Data excerpts:
Start
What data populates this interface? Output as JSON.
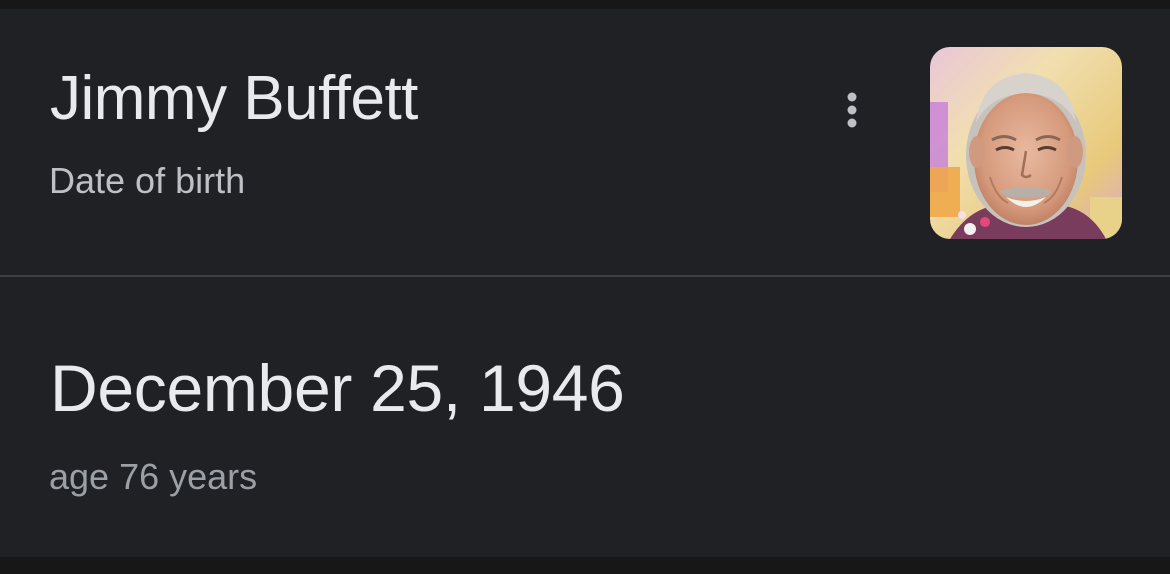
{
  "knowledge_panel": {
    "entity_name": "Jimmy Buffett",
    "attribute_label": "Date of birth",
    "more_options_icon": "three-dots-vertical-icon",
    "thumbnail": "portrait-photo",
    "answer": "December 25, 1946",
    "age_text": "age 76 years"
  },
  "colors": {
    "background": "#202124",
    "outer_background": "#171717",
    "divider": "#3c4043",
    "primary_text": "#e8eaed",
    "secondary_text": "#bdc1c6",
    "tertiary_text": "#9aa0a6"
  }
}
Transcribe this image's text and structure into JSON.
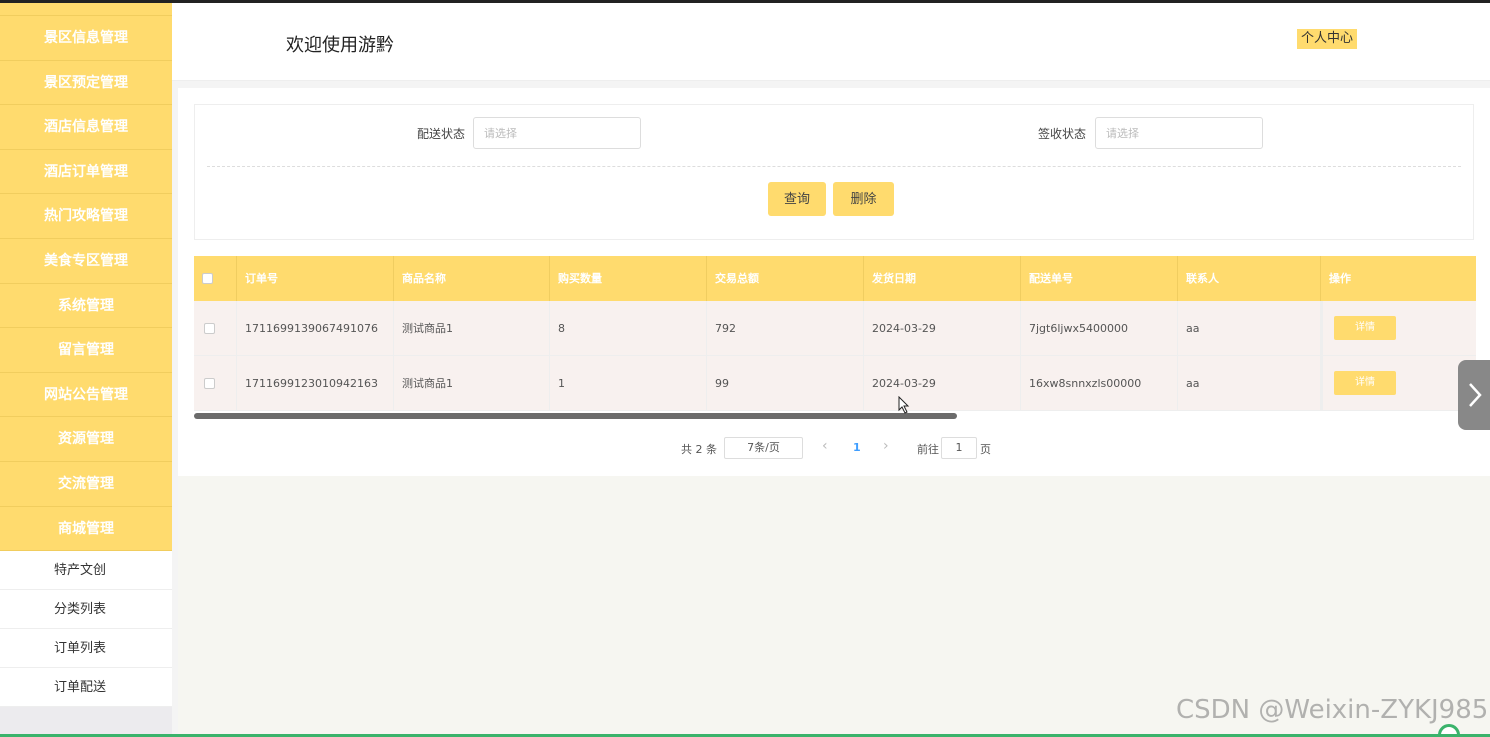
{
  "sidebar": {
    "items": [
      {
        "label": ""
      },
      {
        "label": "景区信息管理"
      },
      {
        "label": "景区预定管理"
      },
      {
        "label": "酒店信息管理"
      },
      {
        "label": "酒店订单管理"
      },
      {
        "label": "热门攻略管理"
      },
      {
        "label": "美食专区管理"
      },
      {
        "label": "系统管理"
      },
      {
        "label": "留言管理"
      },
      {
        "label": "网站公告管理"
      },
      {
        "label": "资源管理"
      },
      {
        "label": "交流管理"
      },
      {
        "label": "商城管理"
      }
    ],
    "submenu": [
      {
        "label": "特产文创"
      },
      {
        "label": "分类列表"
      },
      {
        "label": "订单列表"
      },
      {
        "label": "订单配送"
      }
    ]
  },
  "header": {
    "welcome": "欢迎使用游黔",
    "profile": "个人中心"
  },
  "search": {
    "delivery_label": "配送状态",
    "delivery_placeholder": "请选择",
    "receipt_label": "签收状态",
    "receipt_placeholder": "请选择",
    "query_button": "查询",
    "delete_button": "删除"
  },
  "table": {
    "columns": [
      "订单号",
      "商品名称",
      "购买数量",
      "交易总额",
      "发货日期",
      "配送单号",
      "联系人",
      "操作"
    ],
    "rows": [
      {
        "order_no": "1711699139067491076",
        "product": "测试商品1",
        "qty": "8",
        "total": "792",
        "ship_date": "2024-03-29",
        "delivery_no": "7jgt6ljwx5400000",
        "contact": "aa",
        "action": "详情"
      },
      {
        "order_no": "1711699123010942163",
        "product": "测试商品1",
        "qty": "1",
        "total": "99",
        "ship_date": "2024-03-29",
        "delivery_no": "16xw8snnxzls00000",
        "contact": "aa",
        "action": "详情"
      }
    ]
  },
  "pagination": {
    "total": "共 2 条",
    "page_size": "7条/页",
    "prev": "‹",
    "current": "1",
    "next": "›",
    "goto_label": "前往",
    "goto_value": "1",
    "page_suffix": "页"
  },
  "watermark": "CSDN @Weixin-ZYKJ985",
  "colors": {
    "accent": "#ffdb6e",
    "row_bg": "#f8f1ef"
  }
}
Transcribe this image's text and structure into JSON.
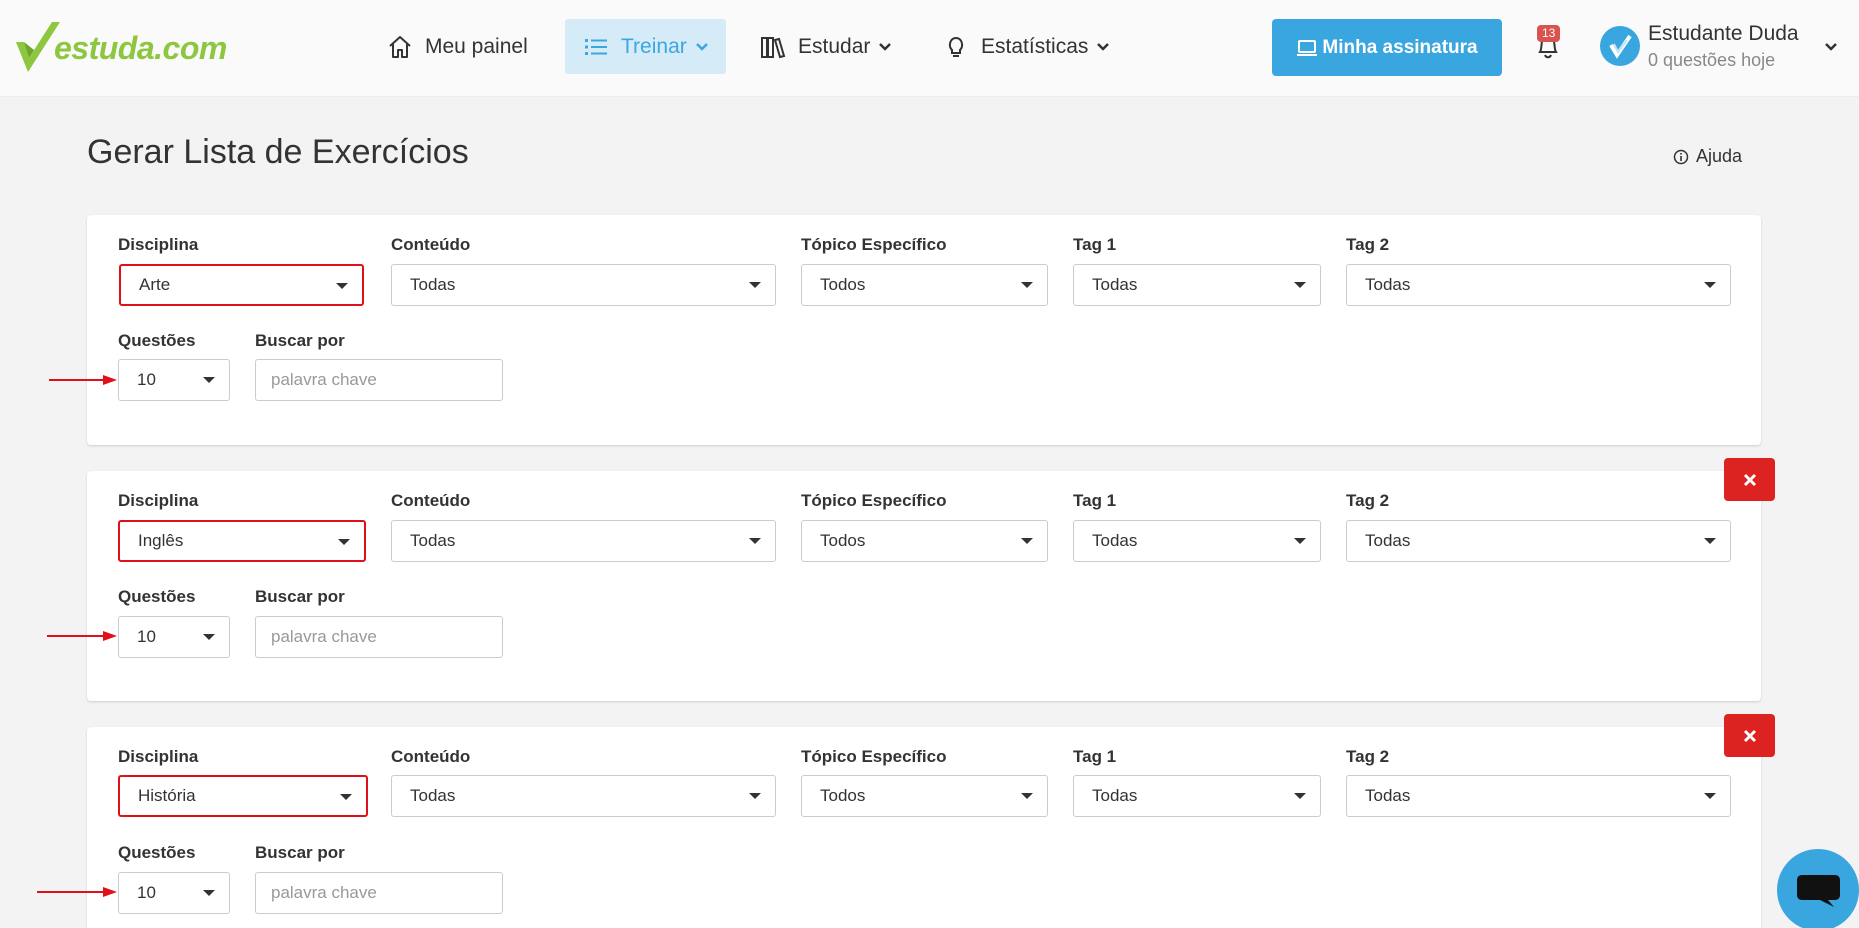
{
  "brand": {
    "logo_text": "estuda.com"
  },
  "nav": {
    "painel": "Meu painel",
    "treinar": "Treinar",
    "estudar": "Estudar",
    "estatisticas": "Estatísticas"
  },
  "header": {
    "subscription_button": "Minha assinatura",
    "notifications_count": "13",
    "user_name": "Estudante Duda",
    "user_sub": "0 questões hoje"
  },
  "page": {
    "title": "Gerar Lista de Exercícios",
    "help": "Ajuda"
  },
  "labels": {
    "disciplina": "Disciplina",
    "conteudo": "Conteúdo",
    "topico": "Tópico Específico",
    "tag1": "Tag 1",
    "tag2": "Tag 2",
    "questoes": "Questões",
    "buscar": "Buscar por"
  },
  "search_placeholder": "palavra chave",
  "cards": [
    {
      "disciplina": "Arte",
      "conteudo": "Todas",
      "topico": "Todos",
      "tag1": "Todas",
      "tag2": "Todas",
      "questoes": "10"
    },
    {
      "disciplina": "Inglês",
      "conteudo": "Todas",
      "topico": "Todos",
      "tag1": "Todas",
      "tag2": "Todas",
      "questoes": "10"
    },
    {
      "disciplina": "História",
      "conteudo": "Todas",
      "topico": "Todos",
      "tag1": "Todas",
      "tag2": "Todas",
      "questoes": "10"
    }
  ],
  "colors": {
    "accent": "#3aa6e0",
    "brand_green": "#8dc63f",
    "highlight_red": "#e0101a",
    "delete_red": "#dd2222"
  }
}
End
=== What is asked ===
Copy every record above exactly, leaving out any pictures.

=== Completed exercise ===
What data populates this interface? Output as JSON.
{
  "knowledge_panel": {
    "entity_name": "Jimmy Buffett",
    "attribute_label": "Date of birth",
    "more_options_icon": "three-dots-vertical-icon",
    "thumbnail": "portrait-photo",
    "answer": "December 25, 1946",
    "age_text": "age 76 years"
  },
  "colors": {
    "background": "#202124",
    "outer_background": "#171717",
    "divider": "#3c4043",
    "primary_text": "#e8eaed",
    "secondary_text": "#bdc1c6",
    "tertiary_text": "#9aa0a6"
  }
}
Transcribe this image's text and structure into JSON.
{
  "sidebar": {
    "items": [
      {
        "label": ""
      },
      {
        "label": "景区信息管理"
      },
      {
        "label": "景区预定管理"
      },
      {
        "label": "酒店信息管理"
      },
      {
        "label": "酒店订单管理"
      },
      {
        "label": "热门攻略管理"
      },
      {
        "label": "美食专区管理"
      },
      {
        "label": "系统管理"
      },
      {
        "label": "留言管理"
      },
      {
        "label": "网站公告管理"
      },
      {
        "label": "资源管理"
      },
      {
        "label": "交流管理"
      },
      {
        "label": "商城管理"
      }
    ],
    "submenu": [
      {
        "label": "特产文创"
      },
      {
        "label": "分类列表"
      },
      {
        "label": "订单列表"
      },
      {
        "label": "订单配送"
      }
    ]
  },
  "header": {
    "welcome": "欢迎使用游黔",
    "profile": "个人中心"
  },
  "search": {
    "delivery_label": "配送状态",
    "delivery_placeholder": "请选择",
    "receipt_label": "签收状态",
    "receipt_placeholder": "请选择",
    "query_button": "查询",
    "delete_button": "删除"
  },
  "table": {
    "columns": [
      "订单号",
      "商品名称",
      "购买数量",
      "交易总额",
      "发货日期",
      "配送单号",
      "联系人",
      "操作"
    ],
    "rows": [
      {
        "order_no": "1711699139067491076",
        "product": "测试商品1",
        "qty": "8",
        "total": "792",
        "ship_date": "2024-03-29",
        "delivery_no": "7jgt6ljwx5400000",
        "contact": "aa",
        "action": "详情"
      },
      {
        "order_no": "1711699123010942163",
        "product": "测试商品1",
        "qty": "1",
        "total": "99",
        "ship_date": "2024-03-29",
        "delivery_no": "16xw8snnxzls00000",
        "contact": "aa",
        "action": "详情"
      }
    ]
  },
  "pagination": {
    "total": "共 2 条",
    "page_size": "7条/页",
    "prev": "‹",
    "current": "1",
    "next": "›",
    "goto_label": "前往",
    "goto_value": "1",
    "page_suffix": "页"
  },
  "watermark": "CSDN @Weixin-ZYKJ985",
  "colors": {
    "accent": "#ffdb6e",
    "row_bg": "#f8f1ef"
  }
}
Transcribe this image's text and structure into JSON.
{
  "brand": {
    "logo_text": "estuda.com"
  },
  "nav": {
    "painel": "Meu painel",
    "treinar": "Treinar",
    "estudar": "Estudar",
    "estatisticas": "Estatísticas"
  },
  "header": {
    "subscription_button": "Minha assinatura",
    "notifications_count": "13",
    "user_name": "Estudante Duda",
    "user_sub": "0 questões hoje"
  },
  "page": {
    "title": "Gerar Lista de Exercícios",
    "help": "Ajuda"
  },
  "labels": {
    "disciplina": "Disciplina",
    "conteudo": "Conteúdo",
    "topico": "Tópico Específico",
    "tag1": "Tag 1",
    "tag2": "Tag 2",
    "questoes": "Questões",
    "buscar": "Buscar por"
  },
  "search_placeholder": "palavra chave",
  "cards": [
    {
      "disciplina": "Arte",
      "conteudo": "Todas",
      "topico": "Todos",
      "tag1": "Todas",
      "tag2": "Todas",
      "questoes": "10"
    },
    {
      "disciplina": "Inglês",
      "conteudo": "Todas",
      "topico": "Todos",
      "tag1": "Todas",
      "tag2": "Todas",
      "questoes": "10"
    },
    {
      "disciplina": "História",
      "conteudo": "Todas",
      "topico": "Todos",
      "tag1": "Todas",
      "tag2": "Todas",
      "questoes": "10"
    }
  ],
  "colors": {
    "accent": "#3aa6e0",
    "brand_green": "#8dc63f",
    "highlight_red": "#e0101a",
    "delete_red": "#dd2222"
  }
}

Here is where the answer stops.